Reproduce each record below exactly as written.

================

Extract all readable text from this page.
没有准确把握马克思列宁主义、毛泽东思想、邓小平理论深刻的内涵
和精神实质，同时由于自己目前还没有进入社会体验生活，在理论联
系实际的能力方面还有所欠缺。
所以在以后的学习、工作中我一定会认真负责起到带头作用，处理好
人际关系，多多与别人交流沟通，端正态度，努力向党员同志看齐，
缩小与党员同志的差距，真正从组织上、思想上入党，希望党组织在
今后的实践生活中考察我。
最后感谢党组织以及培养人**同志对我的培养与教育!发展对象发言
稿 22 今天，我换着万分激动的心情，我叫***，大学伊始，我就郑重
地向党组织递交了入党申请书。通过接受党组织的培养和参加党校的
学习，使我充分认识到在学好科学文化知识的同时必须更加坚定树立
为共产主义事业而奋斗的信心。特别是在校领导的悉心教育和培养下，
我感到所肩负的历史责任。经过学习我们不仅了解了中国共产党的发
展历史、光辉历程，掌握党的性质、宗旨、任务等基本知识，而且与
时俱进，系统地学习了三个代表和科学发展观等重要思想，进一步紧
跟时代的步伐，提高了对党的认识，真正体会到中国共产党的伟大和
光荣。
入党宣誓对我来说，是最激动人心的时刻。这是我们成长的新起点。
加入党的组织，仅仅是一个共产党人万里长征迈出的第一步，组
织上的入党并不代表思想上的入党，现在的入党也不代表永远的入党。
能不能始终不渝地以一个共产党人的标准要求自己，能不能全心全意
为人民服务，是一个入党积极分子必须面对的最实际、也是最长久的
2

================

| CORRECT RESPONSE |
Extract all readable text from this page.
没有准确把握马克思列宁主义、毛泽东思想、邓小平理论深刻的内涵
和精神实质，同时由于自己目前还没有进入社会体验生活，在理论联
系实际的能力方面还有所欠缺。
所以在以后的学习、工作中我一定会认真负责起到带头作用，处理好
人际关系，多多与别人交流沟通，端正态度，努力向党员同志看齐，
缩小与党员同志的差距，真正从组织上、思想上入党，希望党组织在
今后的实践生活中考察我。
最后感谢党组织以及培养人**同志对我的培养与教育!发展对象发言
稿 22 今天，我换着万分激动的心情，我叫***，大学伊始，我就郑重
地向党组织递交了入党申请书。通过接受党组织的培养和参加党校的
学习，使我充分认识到在学好科学文化知识的同时必须更加坚定树立
为共产主义事业而奋斗的信心。特别是在校领导的悉心教育和培养下，
我感到所肩负的历史责任。经过学习我们不仅了解了中国共产党的发
展历史、光辉历程，掌握党的性质、宗旨、任务等基本知识，而且与
时俱进，系统地学习了三个代表和科学发展观等重要思想，进一步紧
跟时代的步伐，提高了对党的认识，真正体会到中国共产党的伟大和
光荣。
入党宣誓对我来说，是最激动人心的时刻。这是我们成长的新起点。
加入党的组织，仅仅是一个共产党人万里长征迈出的第一步，组
织上的入党并不代表思想上的入党，现在的入党也不代表永远的入党。
能不能始终不渝地以一个共产党人的标准要求自己，能不能全心全意
为人民服务，是一个入党积极分子必须面对的最实际、也是最长久的
2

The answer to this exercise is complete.